■ Data section
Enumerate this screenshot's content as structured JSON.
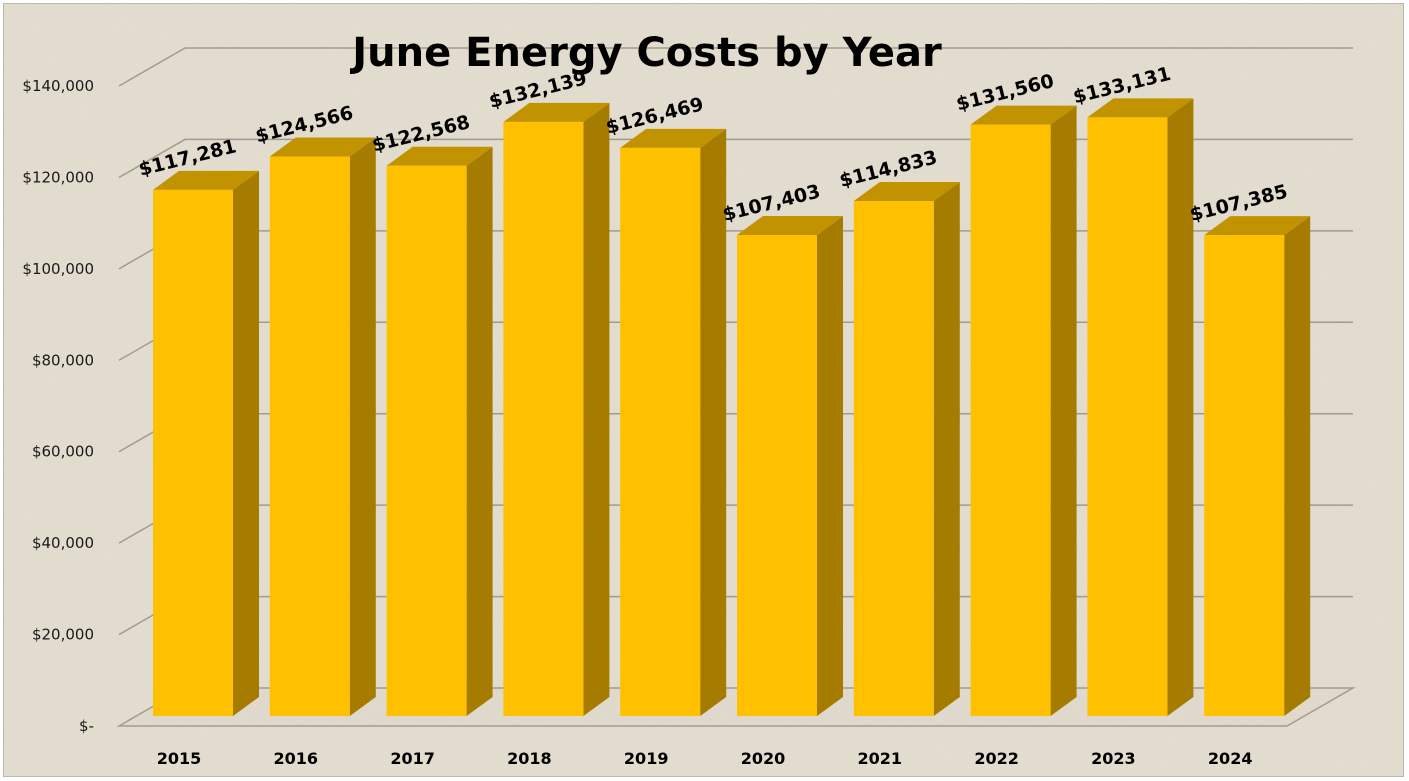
{
  "chart_data": {
    "type": "bar",
    "title": "June Energy Costs by Year",
    "categories": [
      "2015",
      "2016",
      "2017",
      "2018",
      "2019",
      "2020",
      "2021",
      "2022",
      "2023",
      "2024"
    ],
    "values": [
      117281,
      124566,
      122568,
      132139,
      126469,
      107403,
      114833,
      131560,
      133131,
      107385
    ],
    "data_labels": [
      "$117,281",
      "$124,566",
      "$122,568",
      "$132,139",
      "$126,469",
      "$107,403",
      "$114,833",
      "$131,560",
      "$133,131",
      "$107,385"
    ],
    "y_ticks": [
      {
        "value": 0,
        "label": "$-"
      },
      {
        "value": 20000,
        "label": "$20,000"
      },
      {
        "value": 40000,
        "label": "$40,000"
      },
      {
        "value": 60000,
        "label": "$60,000"
      },
      {
        "value": 80000,
        "label": "$80,000"
      },
      {
        "value": 100000,
        "label": "$100,000"
      },
      {
        "value": 120000,
        "label": "$120,000"
      },
      {
        "value": 140000,
        "label": "$140,000"
      }
    ],
    "ylim": [
      0,
      140000
    ],
    "xlabel": "",
    "ylabel": "",
    "grid": true,
    "legend": "none",
    "style": "3d-column",
    "colors": {
      "bar_front": "#ffc000",
      "bar_top": "#c29300",
      "bar_side": "#a67c00",
      "background": "#e6e0d3"
    }
  }
}
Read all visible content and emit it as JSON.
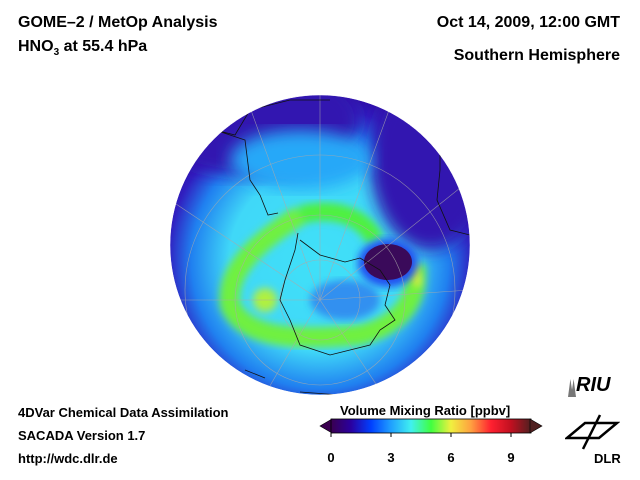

■ Instructions for the task
Find how many lines in the records contain the string "content", then give the number alone.

■ Exercise answer
2